• [Records]:
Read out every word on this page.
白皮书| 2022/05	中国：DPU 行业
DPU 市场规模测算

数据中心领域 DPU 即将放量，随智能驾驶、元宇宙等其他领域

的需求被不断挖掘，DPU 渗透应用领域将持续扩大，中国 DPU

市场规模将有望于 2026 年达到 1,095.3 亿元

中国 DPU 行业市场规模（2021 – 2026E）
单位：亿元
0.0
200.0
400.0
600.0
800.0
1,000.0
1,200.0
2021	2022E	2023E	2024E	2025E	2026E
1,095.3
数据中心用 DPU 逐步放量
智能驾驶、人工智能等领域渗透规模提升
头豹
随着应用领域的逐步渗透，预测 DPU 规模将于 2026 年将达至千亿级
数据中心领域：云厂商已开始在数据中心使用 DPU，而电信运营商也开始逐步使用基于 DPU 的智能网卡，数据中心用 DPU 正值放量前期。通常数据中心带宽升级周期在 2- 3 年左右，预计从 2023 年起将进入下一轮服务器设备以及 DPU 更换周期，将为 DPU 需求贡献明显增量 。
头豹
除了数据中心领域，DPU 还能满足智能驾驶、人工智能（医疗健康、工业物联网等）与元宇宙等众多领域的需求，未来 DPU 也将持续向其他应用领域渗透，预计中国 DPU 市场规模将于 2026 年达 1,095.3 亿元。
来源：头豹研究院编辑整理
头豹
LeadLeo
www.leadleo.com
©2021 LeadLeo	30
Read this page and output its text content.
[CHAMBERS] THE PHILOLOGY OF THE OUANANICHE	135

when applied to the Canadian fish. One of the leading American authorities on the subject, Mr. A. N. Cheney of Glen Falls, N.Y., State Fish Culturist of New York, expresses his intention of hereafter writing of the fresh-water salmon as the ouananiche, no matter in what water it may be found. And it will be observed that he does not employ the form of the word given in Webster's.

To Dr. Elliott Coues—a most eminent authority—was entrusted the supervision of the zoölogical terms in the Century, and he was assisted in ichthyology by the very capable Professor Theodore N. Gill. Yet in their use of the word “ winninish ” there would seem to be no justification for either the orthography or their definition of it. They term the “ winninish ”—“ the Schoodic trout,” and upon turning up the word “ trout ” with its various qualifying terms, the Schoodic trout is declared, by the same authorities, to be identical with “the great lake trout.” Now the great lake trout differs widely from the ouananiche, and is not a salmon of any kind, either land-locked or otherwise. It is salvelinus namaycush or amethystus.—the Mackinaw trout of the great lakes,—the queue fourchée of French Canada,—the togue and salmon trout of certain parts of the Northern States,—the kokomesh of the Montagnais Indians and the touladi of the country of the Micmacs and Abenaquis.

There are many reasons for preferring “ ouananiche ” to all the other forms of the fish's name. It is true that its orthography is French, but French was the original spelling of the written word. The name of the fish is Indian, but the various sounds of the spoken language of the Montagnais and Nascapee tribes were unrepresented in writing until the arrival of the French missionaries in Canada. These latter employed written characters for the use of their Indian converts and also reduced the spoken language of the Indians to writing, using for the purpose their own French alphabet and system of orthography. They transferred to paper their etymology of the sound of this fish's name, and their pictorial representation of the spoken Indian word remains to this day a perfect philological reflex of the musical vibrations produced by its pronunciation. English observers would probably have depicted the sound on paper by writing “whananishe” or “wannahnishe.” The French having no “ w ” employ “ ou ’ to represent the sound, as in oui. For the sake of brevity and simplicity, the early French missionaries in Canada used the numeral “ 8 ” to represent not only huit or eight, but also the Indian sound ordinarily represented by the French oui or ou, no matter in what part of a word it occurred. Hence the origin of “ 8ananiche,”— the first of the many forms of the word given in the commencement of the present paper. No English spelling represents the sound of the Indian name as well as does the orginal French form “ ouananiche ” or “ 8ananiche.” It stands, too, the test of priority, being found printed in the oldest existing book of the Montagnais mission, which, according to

• [Exercise]: Every entry should be printed again exactly as it stands.

• [Task output]:
Read out every word on this page.
白皮书| 2022/05	中国：DPU 行业
DPU 市场规模测算

数据中心领域 DPU 即将放量，随智能驾驶、元宇宙等其他领域

的需求被不断挖掘，DPU 渗透应用领域将持续扩大，中国 DPU

市场规模将有望于 2026 年达到 1,095.3 亿元

中国 DPU 行业市场规模（2021 – 2026E）
单位：亿元
0.0
200.0
400.0
600.0
800.0
1,000.0
1,200.0
2021	2022E	2023E	2024E	2025E	2026E
1,095.3
数据中心用 DPU 逐步放量
智能驾驶、人工智能等领域渗透规模提升
头豹
随着应用领域的逐步渗透，预测 DPU 规模将于 2026 年将达至千亿级
数据中心领域：云厂商已开始在数据中心使用 DPU，而电信运营商也开始逐步使用基于 DPU 的智能网卡，数据中心用 DPU 正值放量前期。通常数据中心带宽升级周期在 2- 3 年左右，预计从 2023 年起将进入下一轮服务器设备以及 DPU 更换周期，将为 DPU 需求贡献明显增量 。
头豹
除了数据中心领域，DPU 还能满足智能驾驶、人工智能（医疗健康、工业物联网等）与元宇宙等众多领域的需求，未来 DPU 也将持续向其他应用领域渗透，预计中国 DPU 市场规模将于 2026 年达 1,095.3 亿元。
来源：头豹研究院编辑整理
头豹
LeadLeo
www.leadleo.com
©2021 LeadLeo	30
Read this page and output its text content.
[CHAMBERS] THE PHILOLOGY OF THE OUANANICHE	135

when applied to the Canadian fish. One of the leading American authorities on the subject, Mr. A. N. Cheney of Glen Falls, N.Y., State Fish Culturist of New York, expresses his intention of hereafter writing of the fresh-water salmon as the ouananiche, no matter in what water it may be found. And it will be observed that he does not employ the form of the word given in Webster's.

To Dr. Elliott Coues—a most eminent authority—was entrusted the supervision of the zoölogical terms in the Century, and he was assisted in ichthyology by the very capable Professor Theodore N. Gill. Yet in their use of the word “ winninish ” there would seem to be no justification for either the orthography or their definition of it. They term the “ winninish ”—“ the Schoodic trout,” and upon turning up the word “ trout ” with its various qualifying terms, the Schoodic trout is declared, by the same authorities, to be identical with “the great lake trout.” Now the great lake trout differs widely from the ouananiche, and is not a salmon of any kind, either land-locked or otherwise. It is salvelinus namaycush or amethystus.—the Mackinaw trout of the great lakes,—the queue fourchée of French Canada,—the togue and salmon trout of certain parts of the Northern States,—the kokomesh of the Montagnais Indians and the touladi of the country of the Micmacs and Abenaquis.

There are many reasons for preferring “ ouananiche ” to all the other forms of the fish's name. It is true that its orthography is French, but French was the original spelling of the written word. The name of the fish is Indian, but the various sounds of the spoken language of the Montagnais and Nascapee tribes were unrepresented in writing until the arrival of the French missionaries in Canada. These latter employed written characters for the use of their Indian converts and also reduced the spoken language of the Indians to writing, using for the purpose their own French alphabet and system of orthography. They transferred to paper their etymology of the sound of this fish's name, and their pictorial representation of the spoken Indian word remains to this day a perfect philological reflex of the musical vibrations produced by its pronunciation. English observers would probably have depicted the sound on paper by writing “whananishe” or “wannahnishe.” The French having no “ w ” employ “ ou ’ to represent the sound, as in oui. For the sake of brevity and simplicity, the early French missionaries in Canada used the numeral “ 8 ” to represent not only huit or eight, but also the Indian sound ordinarily represented by the French oui or ou, no matter in what part of a word it occurred. Hence the origin of “ 8ananiche,”— the first of the many forms of the word given in the commencement of the present paper. No English spelling represents the sound of the Indian name as well as does the orginal French form “ ouananiche ” or “ 8ananiche.” It stands, too, the test of priority, being found printed in the oldest existing book of the Montagnais mission, which, according to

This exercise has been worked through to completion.